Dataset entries
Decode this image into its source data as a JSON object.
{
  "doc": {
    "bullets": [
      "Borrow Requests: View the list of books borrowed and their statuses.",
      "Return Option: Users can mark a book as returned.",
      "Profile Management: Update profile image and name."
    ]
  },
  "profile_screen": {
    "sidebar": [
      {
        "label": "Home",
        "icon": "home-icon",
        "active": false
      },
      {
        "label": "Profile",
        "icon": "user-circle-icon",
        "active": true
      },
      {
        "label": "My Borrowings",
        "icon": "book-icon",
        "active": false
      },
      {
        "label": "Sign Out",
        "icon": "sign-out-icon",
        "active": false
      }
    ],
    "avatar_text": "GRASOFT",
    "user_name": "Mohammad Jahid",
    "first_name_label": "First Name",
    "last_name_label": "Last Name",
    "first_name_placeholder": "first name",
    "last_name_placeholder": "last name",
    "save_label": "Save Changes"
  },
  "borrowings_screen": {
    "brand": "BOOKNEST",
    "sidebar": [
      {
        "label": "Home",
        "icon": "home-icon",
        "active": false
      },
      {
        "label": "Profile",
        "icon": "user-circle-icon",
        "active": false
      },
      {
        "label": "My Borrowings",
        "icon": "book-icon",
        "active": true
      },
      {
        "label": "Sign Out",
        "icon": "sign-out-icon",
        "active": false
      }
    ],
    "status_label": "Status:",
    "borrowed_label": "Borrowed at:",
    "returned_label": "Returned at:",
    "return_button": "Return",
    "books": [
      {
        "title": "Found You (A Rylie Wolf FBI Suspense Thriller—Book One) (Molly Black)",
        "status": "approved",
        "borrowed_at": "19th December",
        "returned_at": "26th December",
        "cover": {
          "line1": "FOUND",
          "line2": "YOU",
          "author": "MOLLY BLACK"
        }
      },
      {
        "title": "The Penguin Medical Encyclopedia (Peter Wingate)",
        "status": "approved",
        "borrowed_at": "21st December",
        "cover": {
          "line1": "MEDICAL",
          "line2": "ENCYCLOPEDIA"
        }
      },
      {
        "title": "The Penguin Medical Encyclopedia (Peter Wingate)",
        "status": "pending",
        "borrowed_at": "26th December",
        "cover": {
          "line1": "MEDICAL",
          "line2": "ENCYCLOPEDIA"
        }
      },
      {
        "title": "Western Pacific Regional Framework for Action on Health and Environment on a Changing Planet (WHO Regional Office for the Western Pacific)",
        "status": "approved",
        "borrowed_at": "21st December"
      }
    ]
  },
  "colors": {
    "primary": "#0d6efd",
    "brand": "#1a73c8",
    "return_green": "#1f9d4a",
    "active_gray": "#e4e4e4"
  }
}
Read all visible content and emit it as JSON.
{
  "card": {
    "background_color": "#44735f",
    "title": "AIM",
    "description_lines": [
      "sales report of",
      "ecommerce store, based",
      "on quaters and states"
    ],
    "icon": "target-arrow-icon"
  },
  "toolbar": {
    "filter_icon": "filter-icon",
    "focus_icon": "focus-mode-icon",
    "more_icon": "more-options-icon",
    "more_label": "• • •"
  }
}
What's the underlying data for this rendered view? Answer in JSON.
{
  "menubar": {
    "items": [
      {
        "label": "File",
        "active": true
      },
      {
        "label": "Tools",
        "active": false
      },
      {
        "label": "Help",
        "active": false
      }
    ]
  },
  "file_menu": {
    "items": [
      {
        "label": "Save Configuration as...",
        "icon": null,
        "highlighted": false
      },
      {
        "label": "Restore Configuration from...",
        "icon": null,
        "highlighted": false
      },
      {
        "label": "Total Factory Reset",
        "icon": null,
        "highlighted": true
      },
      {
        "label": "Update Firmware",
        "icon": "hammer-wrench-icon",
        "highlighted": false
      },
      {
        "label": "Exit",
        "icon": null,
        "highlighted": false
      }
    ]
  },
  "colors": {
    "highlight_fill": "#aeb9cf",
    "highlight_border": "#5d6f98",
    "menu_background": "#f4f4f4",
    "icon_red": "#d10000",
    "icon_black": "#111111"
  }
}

• **STATED GOAL**
Restate each of the entries above verbatim.

• **SOLVED PROBLEM**
Decode this image into its source data as a JSON object.
{
  "doc": {
    "bullets": [
      "Borrow Requests: View the list of books borrowed and their statuses.",
      "Return Option: Users can mark a book as returned.",
      "Profile Management: Update profile image and name."
    ]
  },
  "profile_screen": {
    "sidebar": [
      {
        "label": "Home",
        "icon": "home-icon",
        "active": false
      },
      {
        "label": "Profile",
        "icon": "user-circle-icon",
        "active": true
      },
      {
        "label": "My Borrowings",
        "icon": "book-icon",
        "active": false
      },
      {
        "label": "Sign Out",
        "icon": "sign-out-icon",
        "active": false
      }
    ],
    "avatar_text": "GRASOFT",
    "user_name": "Mohammad Jahid",
    "first_name_label": "First Name",
    "last_name_label": "Last Name",
    "first_name_placeholder": "first name",
    "last_name_placeholder": "last name",
    "save_label": "Save Changes"
  },
  "borrowings_screen": {
    "brand": "BOOKNEST",
    "sidebar": [
      {
        "label": "Home",
        "icon": "home-icon",
        "active": false
      },
      {
        "label": "Profile",
        "icon": "user-circle-icon",
        "active": false
      },
      {
        "label": "My Borrowings",
        "icon": "book-icon",
        "active": true
      },
      {
        "label": "Sign Out",
        "icon": "sign-out-icon",
        "active": false
      }
    ],
    "status_label": "Status:",
    "borrowed_label": "Borrowed at:",
    "returned_label": "Returned at:",
    "return_button": "Return",
    "books": [
      {
        "title": "Found You (A Rylie Wolf FBI Suspense Thriller—Book One) (Molly Black)",
        "status": "approved",
        "borrowed_at": "19th December",
        "returned_at": "26th December",
        "cover": {
          "line1": "FOUND",
          "line2": "YOU",
          "author": "MOLLY BLACK"
        }
      },
      {
        "title": "The Penguin Medical Encyclopedia (Peter Wingate)",
        "status": "approved",
        "borrowed_at": "21st December",
        "cover": {
          "line1": "MEDICAL",
          "line2": "ENCYCLOPEDIA"
        }
      },
      {
        "title": "The Penguin Medical Encyclopedia (Peter Wingate)",
        "status": "pending",
        "borrowed_at": "26th December",
        "cover": {
          "line1": "MEDICAL",
          "line2": "ENCYCLOPEDIA"
        }
      },
      {
        "title": "Western Pacific Regional Framework for Action on Health and Environment on a Changing Planet (WHO Regional Office for the Western Pacific)",
        "status": "approved",
        "borrowed_at": "21st December"
      }
    ]
  },
  "colors": {
    "primary": "#0d6efd",
    "brand": "#1a73c8",
    "return_green": "#1f9d4a",
    "active_gray": "#e4e4e4"
  }
}
Read all visible content and emit it as JSON.
{
  "card": {
    "background_color": "#44735f",
    "title": "AIM",
    "description_lines": [
      "sales report of",
      "ecommerce store, based",
      "on quaters and states"
    ],
    "icon": "target-arrow-icon"
  },
  "toolbar": {
    "filter_icon": "filter-icon",
    "focus_icon": "focus-mode-icon",
    "more_icon": "more-options-icon",
    "more_label": "• • •"
  }
}
What's the underlying data for this rendered view? Answer in JSON.
{
  "menubar": {
    "items": [
      {
        "label": "File",
        "active": true
      },
      {
        "label": "Tools",
        "active": false
      },
      {
        "label": "Help",
        "active": false
      }
    ]
  },
  "file_menu": {
    "items": [
      {
        "label": "Save Configuration as...",
        "icon": null,
        "highlighted": false
      },
      {
        "label": "Restore Configuration from...",
        "icon": null,
        "highlighted": false
      },
      {
        "label": "Total Factory Reset",
        "icon": null,
        "highlighted": true
      },
      {
        "label": "Update Firmware",
        "icon": "hammer-wrench-icon",
        "highlighted": false
      },
      {
        "label": "Exit",
        "icon": null,
        "highlighted": false
      }
    ]
  },
  "colors": {
    "highlight_fill": "#aeb9cf",
    "highlight_border": "#5d6f98",
    "menu_background": "#f4f4f4",
    "icon_red": "#d10000",
    "icon_black": "#111111"
  }
}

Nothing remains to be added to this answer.